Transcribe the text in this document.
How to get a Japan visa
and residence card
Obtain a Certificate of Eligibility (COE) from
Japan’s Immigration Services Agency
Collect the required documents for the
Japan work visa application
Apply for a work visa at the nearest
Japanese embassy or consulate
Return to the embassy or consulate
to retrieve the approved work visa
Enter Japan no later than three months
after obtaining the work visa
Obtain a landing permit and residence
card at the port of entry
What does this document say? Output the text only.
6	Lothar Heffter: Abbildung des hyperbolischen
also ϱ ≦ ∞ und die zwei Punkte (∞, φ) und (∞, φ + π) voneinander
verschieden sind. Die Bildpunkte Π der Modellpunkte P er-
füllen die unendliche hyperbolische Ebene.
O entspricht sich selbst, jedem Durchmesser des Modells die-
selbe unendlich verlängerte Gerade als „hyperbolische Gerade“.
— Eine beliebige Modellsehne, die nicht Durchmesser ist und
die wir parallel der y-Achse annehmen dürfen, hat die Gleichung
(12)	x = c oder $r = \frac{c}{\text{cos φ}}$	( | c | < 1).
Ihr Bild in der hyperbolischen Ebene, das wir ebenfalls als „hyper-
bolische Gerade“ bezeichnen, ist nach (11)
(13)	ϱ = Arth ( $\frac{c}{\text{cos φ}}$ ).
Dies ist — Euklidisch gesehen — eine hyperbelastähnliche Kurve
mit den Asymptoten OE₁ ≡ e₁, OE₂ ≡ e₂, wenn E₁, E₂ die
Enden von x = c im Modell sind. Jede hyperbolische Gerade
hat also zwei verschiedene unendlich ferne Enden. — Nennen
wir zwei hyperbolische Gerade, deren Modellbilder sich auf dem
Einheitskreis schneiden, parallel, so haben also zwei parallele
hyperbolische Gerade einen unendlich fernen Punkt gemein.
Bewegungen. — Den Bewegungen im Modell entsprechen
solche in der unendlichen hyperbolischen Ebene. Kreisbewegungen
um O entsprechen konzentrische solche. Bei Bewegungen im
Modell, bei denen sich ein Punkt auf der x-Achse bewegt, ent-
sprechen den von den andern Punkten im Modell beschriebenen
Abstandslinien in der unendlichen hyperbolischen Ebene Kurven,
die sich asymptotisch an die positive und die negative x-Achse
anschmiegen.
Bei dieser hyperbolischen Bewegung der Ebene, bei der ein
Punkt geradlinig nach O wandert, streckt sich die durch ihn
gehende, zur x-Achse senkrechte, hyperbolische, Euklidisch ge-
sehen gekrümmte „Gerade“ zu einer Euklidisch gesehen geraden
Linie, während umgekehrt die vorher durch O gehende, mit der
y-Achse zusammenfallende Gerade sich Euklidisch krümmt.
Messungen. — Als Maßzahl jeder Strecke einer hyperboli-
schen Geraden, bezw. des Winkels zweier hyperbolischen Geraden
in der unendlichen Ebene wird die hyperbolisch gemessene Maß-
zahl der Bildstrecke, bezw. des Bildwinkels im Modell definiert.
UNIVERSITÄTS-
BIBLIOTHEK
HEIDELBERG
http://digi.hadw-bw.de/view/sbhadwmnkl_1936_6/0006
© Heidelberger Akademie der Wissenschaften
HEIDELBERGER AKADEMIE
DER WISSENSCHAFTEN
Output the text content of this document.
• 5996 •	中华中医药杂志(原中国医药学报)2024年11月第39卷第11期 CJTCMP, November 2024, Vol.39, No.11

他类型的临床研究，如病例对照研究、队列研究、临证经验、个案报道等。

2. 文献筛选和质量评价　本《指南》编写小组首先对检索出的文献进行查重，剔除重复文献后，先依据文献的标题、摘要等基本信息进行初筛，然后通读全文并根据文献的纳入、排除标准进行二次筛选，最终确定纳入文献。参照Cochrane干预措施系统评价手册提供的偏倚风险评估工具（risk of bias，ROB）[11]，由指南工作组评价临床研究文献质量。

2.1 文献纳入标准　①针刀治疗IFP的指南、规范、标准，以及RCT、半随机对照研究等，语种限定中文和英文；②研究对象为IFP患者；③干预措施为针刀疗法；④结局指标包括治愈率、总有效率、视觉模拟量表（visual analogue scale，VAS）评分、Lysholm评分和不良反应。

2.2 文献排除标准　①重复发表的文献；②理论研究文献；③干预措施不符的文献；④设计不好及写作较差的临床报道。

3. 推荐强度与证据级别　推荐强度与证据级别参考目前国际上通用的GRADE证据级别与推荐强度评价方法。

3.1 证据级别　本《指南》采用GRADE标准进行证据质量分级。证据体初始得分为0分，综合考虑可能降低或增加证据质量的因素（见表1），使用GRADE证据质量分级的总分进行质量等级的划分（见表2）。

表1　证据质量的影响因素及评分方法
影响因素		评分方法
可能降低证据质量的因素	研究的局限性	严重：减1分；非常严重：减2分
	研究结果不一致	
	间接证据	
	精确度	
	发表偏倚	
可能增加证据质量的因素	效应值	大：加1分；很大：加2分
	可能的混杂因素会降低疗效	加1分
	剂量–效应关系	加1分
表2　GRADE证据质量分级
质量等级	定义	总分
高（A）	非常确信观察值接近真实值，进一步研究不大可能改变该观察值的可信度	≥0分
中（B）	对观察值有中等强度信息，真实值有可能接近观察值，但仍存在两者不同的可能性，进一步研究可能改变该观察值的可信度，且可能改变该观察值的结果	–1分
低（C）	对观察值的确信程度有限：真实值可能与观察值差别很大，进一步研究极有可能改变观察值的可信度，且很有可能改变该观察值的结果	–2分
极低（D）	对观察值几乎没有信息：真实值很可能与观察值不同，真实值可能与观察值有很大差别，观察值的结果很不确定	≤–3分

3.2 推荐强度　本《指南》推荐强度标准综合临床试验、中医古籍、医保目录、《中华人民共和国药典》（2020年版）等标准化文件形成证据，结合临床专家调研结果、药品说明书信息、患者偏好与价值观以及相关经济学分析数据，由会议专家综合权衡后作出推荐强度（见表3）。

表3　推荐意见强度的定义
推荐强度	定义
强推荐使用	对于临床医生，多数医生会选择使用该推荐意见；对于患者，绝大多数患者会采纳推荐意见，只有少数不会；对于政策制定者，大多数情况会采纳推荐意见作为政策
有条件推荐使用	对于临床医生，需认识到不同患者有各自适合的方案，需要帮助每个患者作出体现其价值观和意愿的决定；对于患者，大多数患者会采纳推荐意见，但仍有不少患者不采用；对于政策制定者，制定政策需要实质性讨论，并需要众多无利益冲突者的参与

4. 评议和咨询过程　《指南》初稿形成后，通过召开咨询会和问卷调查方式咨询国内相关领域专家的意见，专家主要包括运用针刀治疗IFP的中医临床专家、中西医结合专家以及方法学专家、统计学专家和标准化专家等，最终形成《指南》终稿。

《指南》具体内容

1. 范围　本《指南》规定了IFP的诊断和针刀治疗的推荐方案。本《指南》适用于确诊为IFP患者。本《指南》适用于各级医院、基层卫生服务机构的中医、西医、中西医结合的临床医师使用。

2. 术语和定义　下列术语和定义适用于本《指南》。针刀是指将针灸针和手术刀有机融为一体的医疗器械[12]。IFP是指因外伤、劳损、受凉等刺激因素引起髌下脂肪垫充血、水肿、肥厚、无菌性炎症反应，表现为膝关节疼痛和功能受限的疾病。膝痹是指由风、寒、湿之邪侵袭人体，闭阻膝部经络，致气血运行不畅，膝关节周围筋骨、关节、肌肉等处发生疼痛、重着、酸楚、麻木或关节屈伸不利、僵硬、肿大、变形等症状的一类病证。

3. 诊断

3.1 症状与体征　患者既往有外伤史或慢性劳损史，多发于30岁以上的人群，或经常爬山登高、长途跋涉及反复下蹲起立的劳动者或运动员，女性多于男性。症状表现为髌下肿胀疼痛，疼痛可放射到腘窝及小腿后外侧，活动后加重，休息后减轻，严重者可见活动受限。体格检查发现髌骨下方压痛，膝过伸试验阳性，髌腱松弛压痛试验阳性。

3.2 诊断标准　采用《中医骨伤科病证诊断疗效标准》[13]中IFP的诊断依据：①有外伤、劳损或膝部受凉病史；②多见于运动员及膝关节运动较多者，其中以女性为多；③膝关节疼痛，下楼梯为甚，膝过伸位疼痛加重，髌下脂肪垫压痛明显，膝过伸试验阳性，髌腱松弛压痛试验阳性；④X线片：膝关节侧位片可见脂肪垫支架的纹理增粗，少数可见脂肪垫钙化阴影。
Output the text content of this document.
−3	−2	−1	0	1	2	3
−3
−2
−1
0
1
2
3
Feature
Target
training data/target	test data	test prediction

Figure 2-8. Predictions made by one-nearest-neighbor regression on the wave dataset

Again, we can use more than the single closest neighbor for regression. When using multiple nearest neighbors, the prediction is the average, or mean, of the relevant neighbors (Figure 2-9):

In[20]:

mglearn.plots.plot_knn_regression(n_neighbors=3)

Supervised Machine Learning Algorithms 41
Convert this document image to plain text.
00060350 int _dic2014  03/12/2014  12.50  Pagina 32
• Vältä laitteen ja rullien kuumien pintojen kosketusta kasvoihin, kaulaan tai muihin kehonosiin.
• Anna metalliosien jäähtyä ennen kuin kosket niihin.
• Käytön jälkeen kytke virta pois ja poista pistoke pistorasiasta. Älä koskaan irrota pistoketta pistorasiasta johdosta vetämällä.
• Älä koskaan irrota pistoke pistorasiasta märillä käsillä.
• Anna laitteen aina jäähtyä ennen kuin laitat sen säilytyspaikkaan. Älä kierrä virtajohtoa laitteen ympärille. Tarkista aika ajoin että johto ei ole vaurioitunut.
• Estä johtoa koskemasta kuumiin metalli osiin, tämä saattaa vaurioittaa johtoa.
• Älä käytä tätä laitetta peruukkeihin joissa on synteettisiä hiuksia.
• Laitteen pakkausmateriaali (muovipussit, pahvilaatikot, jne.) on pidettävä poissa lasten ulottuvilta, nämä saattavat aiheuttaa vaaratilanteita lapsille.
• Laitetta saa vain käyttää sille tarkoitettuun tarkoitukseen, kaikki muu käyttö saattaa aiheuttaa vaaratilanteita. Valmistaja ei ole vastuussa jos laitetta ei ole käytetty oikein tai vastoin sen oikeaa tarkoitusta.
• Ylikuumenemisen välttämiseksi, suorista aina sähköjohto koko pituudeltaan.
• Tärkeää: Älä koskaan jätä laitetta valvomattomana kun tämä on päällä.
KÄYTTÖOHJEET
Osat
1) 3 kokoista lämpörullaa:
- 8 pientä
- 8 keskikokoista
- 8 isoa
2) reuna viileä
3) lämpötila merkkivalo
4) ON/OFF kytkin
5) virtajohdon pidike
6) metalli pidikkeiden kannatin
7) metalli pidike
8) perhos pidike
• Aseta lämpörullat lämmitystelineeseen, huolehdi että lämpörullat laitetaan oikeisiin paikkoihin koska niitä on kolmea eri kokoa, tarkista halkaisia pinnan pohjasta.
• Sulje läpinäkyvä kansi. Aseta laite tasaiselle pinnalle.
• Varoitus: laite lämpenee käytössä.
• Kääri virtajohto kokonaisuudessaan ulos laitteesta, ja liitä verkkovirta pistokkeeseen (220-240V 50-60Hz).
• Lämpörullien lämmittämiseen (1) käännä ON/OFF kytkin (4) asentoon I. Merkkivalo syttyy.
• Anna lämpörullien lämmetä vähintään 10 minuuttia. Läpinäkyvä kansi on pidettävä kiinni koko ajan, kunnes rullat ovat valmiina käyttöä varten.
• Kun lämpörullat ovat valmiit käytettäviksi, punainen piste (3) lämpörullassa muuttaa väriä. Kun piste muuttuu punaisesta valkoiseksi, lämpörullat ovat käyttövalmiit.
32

---

▶ WHAT YOU ARE ASKED TO DO: Determine how many lines of the listing above hold the word "膝过伸试验阳性". Report that number without anything else.

▶ EXERCISE SOLUTION: 2